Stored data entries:
■ ■ ■ ■ ■

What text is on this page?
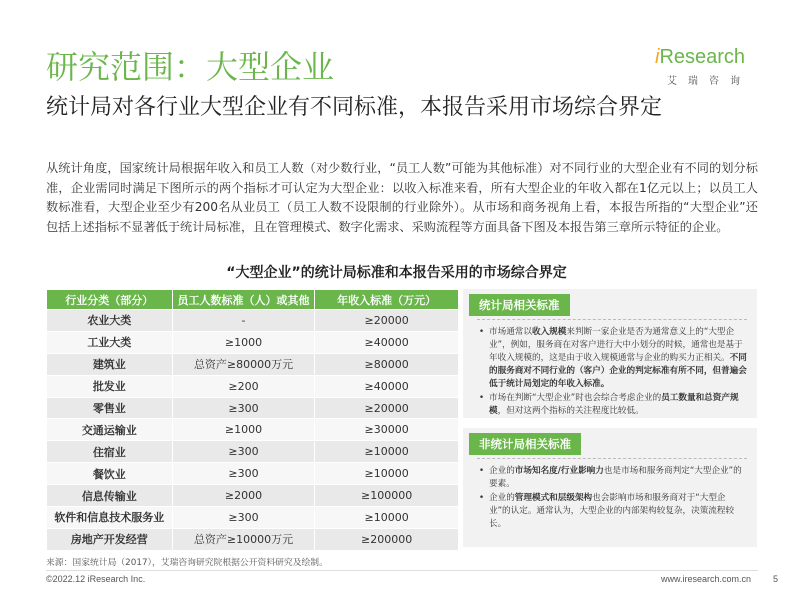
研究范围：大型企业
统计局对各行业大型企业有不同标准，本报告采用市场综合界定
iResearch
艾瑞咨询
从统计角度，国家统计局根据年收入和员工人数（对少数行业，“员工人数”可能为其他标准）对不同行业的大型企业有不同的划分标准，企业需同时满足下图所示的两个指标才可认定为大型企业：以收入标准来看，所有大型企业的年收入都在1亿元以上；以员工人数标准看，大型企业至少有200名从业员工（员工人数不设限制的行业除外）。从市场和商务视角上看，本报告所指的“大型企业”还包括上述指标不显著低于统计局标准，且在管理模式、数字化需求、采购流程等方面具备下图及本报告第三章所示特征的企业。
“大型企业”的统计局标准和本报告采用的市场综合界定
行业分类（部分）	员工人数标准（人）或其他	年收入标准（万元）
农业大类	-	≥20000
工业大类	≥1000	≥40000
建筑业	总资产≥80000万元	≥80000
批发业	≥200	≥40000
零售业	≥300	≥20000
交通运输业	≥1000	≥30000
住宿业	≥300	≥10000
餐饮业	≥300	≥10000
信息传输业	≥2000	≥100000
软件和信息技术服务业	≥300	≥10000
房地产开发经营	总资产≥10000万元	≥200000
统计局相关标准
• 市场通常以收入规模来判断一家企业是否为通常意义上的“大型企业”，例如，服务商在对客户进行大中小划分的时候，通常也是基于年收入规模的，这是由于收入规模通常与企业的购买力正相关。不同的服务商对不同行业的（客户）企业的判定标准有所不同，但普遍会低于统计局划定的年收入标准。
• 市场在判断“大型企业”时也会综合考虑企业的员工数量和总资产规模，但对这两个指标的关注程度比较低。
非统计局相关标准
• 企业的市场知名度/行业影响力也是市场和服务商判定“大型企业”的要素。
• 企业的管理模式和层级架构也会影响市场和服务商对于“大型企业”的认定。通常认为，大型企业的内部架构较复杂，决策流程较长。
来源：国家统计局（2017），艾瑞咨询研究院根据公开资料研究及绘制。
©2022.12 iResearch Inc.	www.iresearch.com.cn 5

■ ■ ■ ■ ■

Leave out the pictures and copy every record above exactly.

What text is on this page?
研究范围：大型企业
统计局对各行业大型企业有不同标准，本报告采用市场综合界定
iResearch
艾瑞咨询
从统计角度，国家统计局根据年收入和员工人数（对少数行业，“员工人数”可能为其他标准）对不同行业的大型企业有不同的划分标准，企业需同时满足下图所示的两个指标才可认定为大型企业：以收入标准来看，所有大型企业的年收入都在1亿元以上；以员工人数标准看，大型企业至少有200名从业员工（员工人数不设限制的行业除外）。从市场和商务视角上看，本报告所指的“大型企业”还包括上述指标不显著低于统计局标准，且在管理模式、数字化需求、采购流程等方面具备下图及本报告第三章所示特征的企业。
“大型企业”的统计局标准和本报告采用的市场综合界定
行业分类（部分）	员工人数标准（人）或其他	年收入标准（万元）
农业大类	-	≥20000
工业大类	≥1000	≥40000
建筑业	总资产≥80000万元	≥80000
批发业	≥200	≥40000
零售业	≥300	≥20000
交通运输业	≥1000	≥30000
住宿业	≥300	≥10000
餐饮业	≥300	≥10000
信息传输业	≥2000	≥100000
软件和信息技术服务业	≥300	≥10000
房地产开发经营	总资产≥10000万元	≥200000
统计局相关标准
• 市场通常以收入规模来判断一家企业是否为通常意义上的“大型企业”，例如，服务商在对客户进行大中小划分的时候，通常也是基于年收入规模的，这是由于收入规模通常与企业的购买力正相关。不同的服务商对不同行业的（客户）企业的判定标准有所不同，但普遍会低于统计局划定的年收入标准。
• 市场在判断“大型企业”时也会综合考虑企业的员工数量和总资产规模，但对这两个指标的关注程度比较低。
非统计局相关标准
• 企业的市场知名度/行业影响力也是市场和服务商判定“大型企业”的要素。
• 企业的管理模式和层级架构也会影响市场和服务商对于“大型企业”的认定。通常认为，大型企业的内部架构较复杂，决策流程较长。
来源：国家统计局（2017），艾瑞咨询研究院根据公开资料研究及绘制。
©2022.12 iResearch Inc.	www.iresearch.com.cn 5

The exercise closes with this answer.